• **Required task**
Without changing a character, return the entries, but not the images they hold.

(A run of records)
/---

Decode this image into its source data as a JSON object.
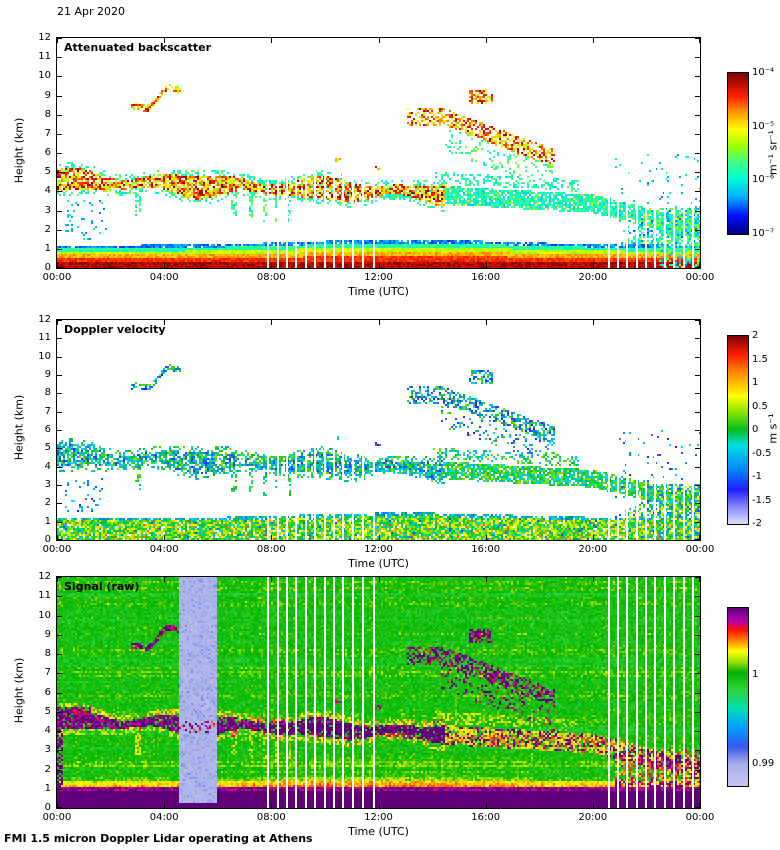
{
  "header": {
    "date": "21 Apr 2020"
  },
  "footer": {
    "text": "FMI 1.5 micron Doppler Lidar operating at Athens"
  },
  "chart_data": [
    {
      "type": "heatmap",
      "title": "Attenuated backscatter",
      "xlabel": "Time (UTC)",
      "ylabel": "Height (km)",
      "x_ticks": [
        "00:00",
        "04:00",
        "08:00",
        "12:00",
        "16:00",
        "20:00",
        "00:00"
      ],
      "x_range_hours": [
        0,
        24
      ],
      "y_ticks": [
        0,
        1,
        2,
        3,
        4,
        5,
        6,
        7,
        8,
        9,
        10,
        11,
        12
      ],
      "ylim": [
        0,
        12
      ],
      "grid": false,
      "colorbar": {
        "label": "m⁻¹ sr⁻¹",
        "ticks": [
          "10⁻⁴",
          "10⁻⁵",
          "10⁻⁶",
          "10⁻⁷"
        ],
        "tick_pos": [
          1,
          0.6667,
          0.3333,
          0
        ],
        "scale": "log",
        "range_log10": [
          -7,
          -4
        ],
        "colormap": [
          [
            0,
            "#000089"
          ],
          [
            0.11,
            "#0010ff"
          ],
          [
            0.23,
            "#00b2ff"
          ],
          [
            0.35,
            "#00ffd0"
          ],
          [
            0.45,
            "#40ff80"
          ],
          [
            0.55,
            "#a0ff00"
          ],
          [
            0.65,
            "#ffff00"
          ],
          [
            0.75,
            "#ffa000"
          ],
          [
            0.86,
            "#ff2000"
          ],
          [
            1,
            "#7f0000"
          ]
        ]
      },
      "features": {
        "surface_aerosol_layer": {
          "top_km": 1.1,
          "midday_peak_top_km": 1.35,
          "description": "strong red/orange backscatter in lowest ~1 km all day, blue upper edge"
        },
        "elevated_aerosol_layer": {
          "time_h": [
            0,
            14.5
          ],
          "start_height_km": 4.55,
          "descent_km_per_h": 0.045,
          "half_width_km": 0.5
        },
        "secondary_layer_left_edge": {
          "time_h": [
            0,
            1.3
          ],
          "height_km": 5.05
        },
        "diffuse_descending_layer": {
          "time_h": [
            7.5,
            24.0
          ],
          "start_height_km": 4.35,
          "end_height_km": 2.0
        },
        "fall_streak_times_h": [
          3.0,
          6.6,
          7.25,
          7.8,
          8.2,
          8.65
        ],
        "high_cloud_patches": [
          {
            "time_h": [
              2.75,
              4.6
            ],
            "height_km": [
              8.1,
              9.5
            ]
          },
          {
            "time_h": [
              13.1,
              14.3
            ],
            "height_km": [
              7.4,
              8.4
            ]
          },
          {
            "time_h": [
              14.3,
              18.6
            ],
            "height_km": [
              5.5,
              9.2
            ]
          }
        ],
        "evening_mixed_region": {
          "time_h": [
            20.8,
            24.0
          ],
          "max_height_km": 3.2
        },
        "data_gap_times_h": [
          7.85,
          8.2,
          8.55,
          8.9,
          9.25,
          9.6,
          9.95,
          10.3,
          10.65,
          11.0,
          11.4,
          11.8,
          20.55,
          20.9,
          21.25,
          21.6,
          21.95,
          22.3,
          22.65,
          23.0,
          23.35,
          23.7
        ]
      }
    },
    {
      "type": "heatmap",
      "title": "Doppler velocity",
      "xlabel": "Time (UTC)",
      "ylabel": "Height (km)",
      "x_ticks": [
        "00:00",
        "04:00",
        "08:00",
        "12:00",
        "16:00",
        "20:00",
        "00:00"
      ],
      "x_range_hours": [
        0,
        24
      ],
      "y_ticks": [
        0,
        1,
        2,
        3,
        4,
        5,
        6,
        7,
        8,
        9,
        10,
        11,
        12
      ],
      "ylim": [
        0,
        12
      ],
      "grid": false,
      "colorbar": {
        "label": "m s⁻¹",
        "ticks": [
          "2",
          "1.5",
          "1",
          "0.5",
          "0",
          "-0.5",
          "-1",
          "-1.5",
          "-2"
        ],
        "tick_pos": [
          1,
          0.875,
          0.75,
          0.625,
          0.5,
          0.375,
          0.25,
          0.125,
          0
        ],
        "scale": "linear",
        "range": [
          -2,
          2
        ],
        "colormap": [
          [
            0,
            "#dcdcff"
          ],
          [
            0.08,
            "#9090ff"
          ],
          [
            0.18,
            "#2020ff"
          ],
          [
            0.3,
            "#0090ff"
          ],
          [
            0.42,
            "#00e0e0"
          ],
          [
            0.5,
            "#00c020"
          ],
          [
            0.58,
            "#70e000"
          ],
          [
            0.68,
            "#ffff00"
          ],
          [
            0.8,
            "#ff9000"
          ],
          [
            0.9,
            "#ff2000"
          ],
          [
            1,
            "#800000"
          ]
        ]
      },
      "features": {
        "note": "velocity speckle (mostly -1.5 to +1 m/s) wherever backscatter panel has signal; green/yellow in boundary layer, blue/cyan in elevated layers and clouds"
      }
    },
    {
      "type": "heatmap",
      "title": "Signal (raw)",
      "xlabel": "Time (UTC)",
      "ylabel": "Height (km)",
      "x_ticks": [
        "00:00",
        "04:00",
        "08:00",
        "12:00",
        "16:00",
        "20:00",
        "00:00"
      ],
      "x_range_hours": [
        0,
        24
      ],
      "y_ticks": [
        0,
        1,
        2,
        3,
        4,
        5,
        6,
        7,
        8,
        9,
        10,
        11,
        12
      ],
      "ylim": [
        0,
        12
      ],
      "grid": false,
      "colorbar": {
        "label": "",
        "ticks": [
          "1",
          "0.99"
        ],
        "tick_pos": [
          0.625,
          0.125
        ],
        "scale": "linear",
        "range": [
          0.9875,
          1.0075
        ],
        "colormap": [
          [
            0,
            "#c6c6ee"
          ],
          [
            0.12,
            "#a8b0ea"
          ],
          [
            0.22,
            "#3858f0"
          ],
          [
            0.33,
            "#00a0ff"
          ],
          [
            0.44,
            "#00e0b0"
          ],
          [
            0.55,
            "#30d030"
          ],
          [
            0.64,
            "#00b400"
          ],
          [
            0.7,
            "#a0e000"
          ],
          [
            0.76,
            "#ffff00"
          ],
          [
            0.82,
            "#ff8000"
          ],
          [
            0.88,
            "#ff1000"
          ],
          [
            0.93,
            "#b400b4"
          ],
          [
            1,
            "#600078"
          ]
        ]
      },
      "features": {
        "background": "green speckle noise (signal ~1) over whole panel with horizontal banding",
        "saturated_below_km": 1.0,
        "calibration_stripe_time_h": [
          4.55,
          5.95
        ],
        "left_edge_purple_column_km": 5.2,
        "note": "purple = saturated returns (surface band, clouds); white vertical lines = data gaps"
      }
    }
  ]
}
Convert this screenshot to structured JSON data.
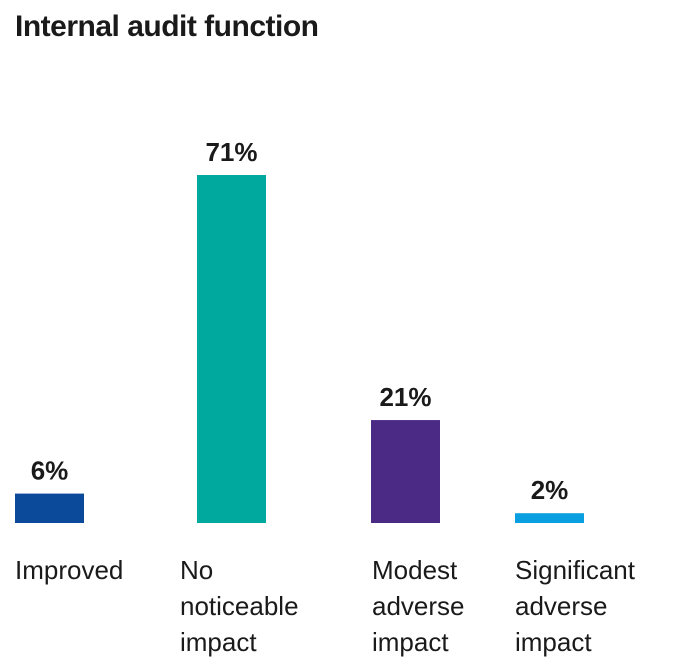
{
  "chart_data": {
    "type": "bar",
    "title": "Internal audit function",
    "categories": [
      "Improved",
      "No noticeable impact",
      "Modest adverse impact",
      "Significant adverse impact"
    ],
    "series": [
      {
        "name": null,
        "colors": [
          "#0b4a9b",
          "#00a99d",
          "#4b2a86",
          "#0a9fe0"
        ],
        "values": [
          6,
          71,
          21,
          2
        ],
        "value_labels": [
          "6%",
          "71%",
          "21%",
          "2%"
        ]
      }
    ]
  }
}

\---

• **Final result**
Decode this image into its source data as a JSON object.
{
  "header": {
    "date": "21 Apr 2020"
  },
  "footer": {
    "text": "FMI 1.5 micron Doppler Lidar operating at Athens"
  },
  "chart_data": [
    {
      "type": "heatmap",
      "title": "Attenuated backscatter",
      "xlabel": "Time (UTC)",
      "ylabel": "Height (km)",
      "x_ticks": [
        "00:00",
        "04:00",
        "08:00",
        "12:00",
        "16:00",
        "20:00",
        "00:00"
      ],
      "x_range_hours": [
        0,
        24
      ],
      "y_ticks": [
        0,
        1,
        2,
        3,
        4,
        5,
        6,
        7,
        8,
        9,
        10,
        11,
        12
      ],
      "ylim": [
        0,
        12
      ],
      "grid": false,
      "colorbar": {
        "label": "m⁻¹ sr⁻¹",
        "ticks": [
          "10⁻⁴",
          "10⁻⁵",
          "10⁻⁶",
          "10⁻⁷"
        ],
        "tick_pos": [
          1,
          0.6667,
          0.3333,
          0
        ],
        "scale": "log",
        "range_log10": [
          -7,
          -4
        ],
        "colormap": [
          [
            0,
            "#000089"
          ],
          [
            0.11,
            "#0010ff"
          ],
          [
            0.23,
            "#00b2ff"
          ],
          [
            0.35,
            "#00ffd0"
          ],
          [
            0.45,
            "#40ff80"
          ],
          [
            0.55,
            "#a0ff00"
          ],
          [
            0.65,
            "#ffff00"
          ],
          [
            0.75,
            "#ffa000"
          ],
          [
            0.86,
            "#ff2000"
          ],
          [
            1,
            "#7f0000"
          ]
        ]
      },
      "features": {
        "surface_aerosol_layer": {
          "top_km": 1.1,
          "midday_peak_top_km": 1.35,
          "description": "strong red/orange backscatter in lowest ~1 km all day, blue upper edge"
        },
        "elevated_aerosol_layer": {
          "time_h": [
            0,
            14.5
          ],
          "start_height_km": 4.55,
          "descent_km_per_h": 0.045,
          "half_width_km": 0.5
        },
        "secondary_layer_left_edge": {
          "time_h": [
            0,
            1.3
          ],
          "height_km": 5.05
        },
        "diffuse_descending_layer": {
          "time_h": [
            7.5,
            24.0
          ],
          "start_height_km": 4.35,
          "end_height_km": 2.0
        },
        "fall_streak_times_h": [
          3.0,
          6.6,
          7.25,
          7.8,
          8.2,
          8.65
        ],
        "high_cloud_patches": [
          {
            "time_h": [
              2.75,
              4.6
            ],
            "height_km": [
              8.1,
              9.5
            ]
          },
          {
            "time_h": [
              13.1,
              14.3
            ],
            "height_km": [
              7.4,
              8.4
            ]
          },
          {
            "time_h": [
              14.3,
              18.6
            ],
            "height_km": [
              5.5,
              9.2
            ]
          }
        ],
        "evening_mixed_region": {
          "time_h": [
            20.8,
            24.0
          ],
          "max_height_km": 3.2
        },
        "data_gap_times_h": [
          7.85,
          8.2,
          8.55,
          8.9,
          9.25,
          9.6,
          9.95,
          10.3,
          10.65,
          11.0,
          11.4,
          11.8,
          20.55,
          20.9,
          21.25,
          21.6,
          21.95,
          22.3,
          22.65,
          23.0,
          23.35,
          23.7
        ]
      }
    },
    {
      "type": "heatmap",
      "title": "Doppler velocity",
      "xlabel": "Time (UTC)",
      "ylabel": "Height (km)",
      "x_ticks": [
        "00:00",
        "04:00",
        "08:00",
        "12:00",
        "16:00",
        "20:00",
        "00:00"
      ],
      "x_range_hours": [
        0,
        24
      ],
      "y_ticks": [
        0,
        1,
        2,
        3,
        4,
        5,
        6,
        7,
        8,
        9,
        10,
        11,
        12
      ],
      "ylim": [
        0,
        12
      ],
      "grid": false,
      "colorbar": {
        "label": "m s⁻¹",
        "ticks": [
          "2",
          "1.5",
          "1",
          "0.5",
          "0",
          "-0.5",
          "-1",
          "-1.5",
          "-2"
        ],
        "tick_pos": [
          1,
          0.875,
          0.75,
          0.625,
          0.5,
          0.375,
          0.25,
          0.125,
          0
        ],
        "scale": "linear",
        "range": [
          -2,
          2
        ],
        "colormap": [
          [
            0,
            "#dcdcff"
          ],
          [
            0.08,
            "#9090ff"
          ],
          [
            0.18,
            "#2020ff"
          ],
          [
            0.3,
            "#0090ff"
          ],
          [
            0.42,
            "#00e0e0"
          ],
          [
            0.5,
            "#00c020"
          ],
          [
            0.58,
            "#70e000"
          ],
          [
            0.68,
            "#ffff00"
          ],
          [
            0.8,
            "#ff9000"
          ],
          [
            0.9,
            "#ff2000"
          ],
          [
            1,
            "#800000"
          ]
        ]
      },
      "features": {
        "note": "velocity speckle (mostly -1.5 to +1 m/s) wherever backscatter panel has signal; green/yellow in boundary layer, blue/cyan in elevated layers and clouds"
      }
    },
    {
      "type": "heatmap",
      "title": "Signal (raw)",
      "xlabel": "Time (UTC)",
      "ylabel": "Height (km)",
      "x_ticks": [
        "00:00",
        "04:00",
        "08:00",
        "12:00",
        "16:00",
        "20:00",
        "00:00"
      ],
      "x_range_hours": [
        0,
        24
      ],
      "y_ticks": [
        0,
        1,
        2,
        3,
        4,
        5,
        6,
        7,
        8,
        9,
        10,
        11,
        12
      ],
      "ylim": [
        0,
        12
      ],
      "grid": false,
      "colorbar": {
        "label": "",
        "ticks": [
          "1",
          "0.99"
        ],
        "tick_pos": [
          0.625,
          0.125
        ],
        "scale": "linear",
        "range": [
          0.9875,
          1.0075
        ],
        "colormap": [
          [
            0,
            "#c6c6ee"
          ],
          [
            0.12,
            "#a8b0ea"
          ],
          [
            0.22,
            "#3858f0"
          ],
          [
            0.33,
            "#00a0ff"
          ],
          [
            0.44,
            "#00e0b0"
          ],
          [
            0.55,
            "#30d030"
          ],
          [
            0.64,
            "#00b400"
          ],
          [
            0.7,
            "#a0e000"
          ],
          [
            0.76,
            "#ffff00"
          ],
          [
            0.82,
            "#ff8000"
          ],
          [
            0.88,
            "#ff1000"
          ],
          [
            0.93,
            "#b400b4"
          ],
          [
            1,
            "#600078"
          ]
        ]
      },
      "features": {
        "background": "green speckle noise (signal ~1) over whole panel with horizontal banding",
        "saturated_below_km": 1.0,
        "calibration_stripe_time_h": [
          4.55,
          5.95
        ],
        "left_edge_purple_column_km": 5.2,
        "note": "purple = saturated returns (surface band, clouds); white vertical lines = data gaps"
      }
    }
  ]
}
Convert this screenshot to structured JSON data.
{
  "chart_data": {
    "type": "bar",
    "title": "Internal audit function",
    "categories": [
      "Improved",
      "No noticeable impact",
      "Modest adverse impact",
      "Significant adverse impact"
    ],
    "series": [
      {
        "name": null,
        "colors": [
          "#0b4a9b",
          "#00a99d",
          "#4b2a86",
          "#0a9fe0"
        ],
        "values": [
          6,
          71,
          21,
          2
        ],
        "value_labels": [
          "6%",
          "71%",
          "21%",
          "2%"
        ]
      }
    ]
  }
}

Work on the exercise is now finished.